Stored entries
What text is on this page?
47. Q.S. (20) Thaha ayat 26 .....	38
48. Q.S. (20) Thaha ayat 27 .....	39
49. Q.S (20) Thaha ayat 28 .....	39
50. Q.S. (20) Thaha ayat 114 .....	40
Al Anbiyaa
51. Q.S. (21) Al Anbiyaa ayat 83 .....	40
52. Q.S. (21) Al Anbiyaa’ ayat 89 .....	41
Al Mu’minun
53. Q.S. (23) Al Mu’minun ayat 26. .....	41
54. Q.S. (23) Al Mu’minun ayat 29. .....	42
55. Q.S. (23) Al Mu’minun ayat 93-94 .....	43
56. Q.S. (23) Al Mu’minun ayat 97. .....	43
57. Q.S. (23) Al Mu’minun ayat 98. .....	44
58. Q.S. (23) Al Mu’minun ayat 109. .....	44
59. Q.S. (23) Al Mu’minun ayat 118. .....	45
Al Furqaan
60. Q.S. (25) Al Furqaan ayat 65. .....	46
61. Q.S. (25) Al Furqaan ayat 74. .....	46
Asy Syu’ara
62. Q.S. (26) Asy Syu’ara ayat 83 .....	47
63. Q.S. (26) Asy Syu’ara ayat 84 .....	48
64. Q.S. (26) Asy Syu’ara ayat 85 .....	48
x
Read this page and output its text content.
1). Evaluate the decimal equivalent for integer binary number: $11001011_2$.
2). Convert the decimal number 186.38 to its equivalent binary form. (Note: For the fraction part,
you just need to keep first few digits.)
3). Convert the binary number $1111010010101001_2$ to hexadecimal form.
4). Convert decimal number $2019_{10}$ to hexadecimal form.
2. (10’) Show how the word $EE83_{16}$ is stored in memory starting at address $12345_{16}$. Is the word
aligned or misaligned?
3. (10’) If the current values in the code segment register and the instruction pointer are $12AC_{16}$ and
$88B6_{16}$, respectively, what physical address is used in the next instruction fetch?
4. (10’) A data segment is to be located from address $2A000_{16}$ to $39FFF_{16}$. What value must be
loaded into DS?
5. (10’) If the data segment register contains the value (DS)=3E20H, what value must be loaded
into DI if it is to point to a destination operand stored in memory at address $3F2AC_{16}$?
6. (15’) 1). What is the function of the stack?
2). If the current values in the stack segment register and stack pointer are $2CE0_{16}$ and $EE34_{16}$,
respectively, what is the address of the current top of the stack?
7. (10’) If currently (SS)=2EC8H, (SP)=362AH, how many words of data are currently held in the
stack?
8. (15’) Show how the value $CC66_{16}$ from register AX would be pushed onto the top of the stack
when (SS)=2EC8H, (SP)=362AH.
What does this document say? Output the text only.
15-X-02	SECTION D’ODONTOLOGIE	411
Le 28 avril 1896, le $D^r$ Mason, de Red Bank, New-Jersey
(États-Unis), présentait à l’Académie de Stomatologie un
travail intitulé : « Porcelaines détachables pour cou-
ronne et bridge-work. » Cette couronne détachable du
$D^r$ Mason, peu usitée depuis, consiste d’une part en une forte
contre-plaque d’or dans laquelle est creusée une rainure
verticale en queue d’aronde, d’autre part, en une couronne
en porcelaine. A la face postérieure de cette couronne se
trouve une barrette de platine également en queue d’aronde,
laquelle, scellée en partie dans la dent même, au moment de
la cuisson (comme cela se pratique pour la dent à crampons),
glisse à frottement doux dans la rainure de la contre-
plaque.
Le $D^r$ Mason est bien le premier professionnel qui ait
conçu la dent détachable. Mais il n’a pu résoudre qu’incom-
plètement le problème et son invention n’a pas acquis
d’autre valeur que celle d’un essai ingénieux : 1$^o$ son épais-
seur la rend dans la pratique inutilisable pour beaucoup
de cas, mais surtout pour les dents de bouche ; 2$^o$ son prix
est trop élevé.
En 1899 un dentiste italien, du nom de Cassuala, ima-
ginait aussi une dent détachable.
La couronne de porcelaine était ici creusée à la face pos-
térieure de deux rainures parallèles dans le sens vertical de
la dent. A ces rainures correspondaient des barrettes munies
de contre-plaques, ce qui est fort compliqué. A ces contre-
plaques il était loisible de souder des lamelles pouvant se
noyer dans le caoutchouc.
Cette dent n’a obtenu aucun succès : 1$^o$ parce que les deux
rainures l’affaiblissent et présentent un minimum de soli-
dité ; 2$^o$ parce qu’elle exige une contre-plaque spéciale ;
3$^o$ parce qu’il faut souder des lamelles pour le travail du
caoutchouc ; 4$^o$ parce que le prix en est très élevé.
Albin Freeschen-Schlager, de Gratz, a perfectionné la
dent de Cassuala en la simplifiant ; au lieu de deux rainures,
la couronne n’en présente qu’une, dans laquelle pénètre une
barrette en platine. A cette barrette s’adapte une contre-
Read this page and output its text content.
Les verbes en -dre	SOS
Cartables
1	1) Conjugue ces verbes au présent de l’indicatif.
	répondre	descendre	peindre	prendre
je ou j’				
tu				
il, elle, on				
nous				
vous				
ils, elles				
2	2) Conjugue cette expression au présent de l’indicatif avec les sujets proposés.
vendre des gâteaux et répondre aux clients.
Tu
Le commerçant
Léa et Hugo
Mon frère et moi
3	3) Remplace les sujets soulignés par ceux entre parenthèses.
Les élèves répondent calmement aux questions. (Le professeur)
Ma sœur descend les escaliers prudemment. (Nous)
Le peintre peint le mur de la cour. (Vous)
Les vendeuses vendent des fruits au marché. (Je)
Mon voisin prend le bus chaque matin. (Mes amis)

_REQUEST:_
Write only the number of lines in the data above that include "sujets".

_TASK RESPONSE:_
2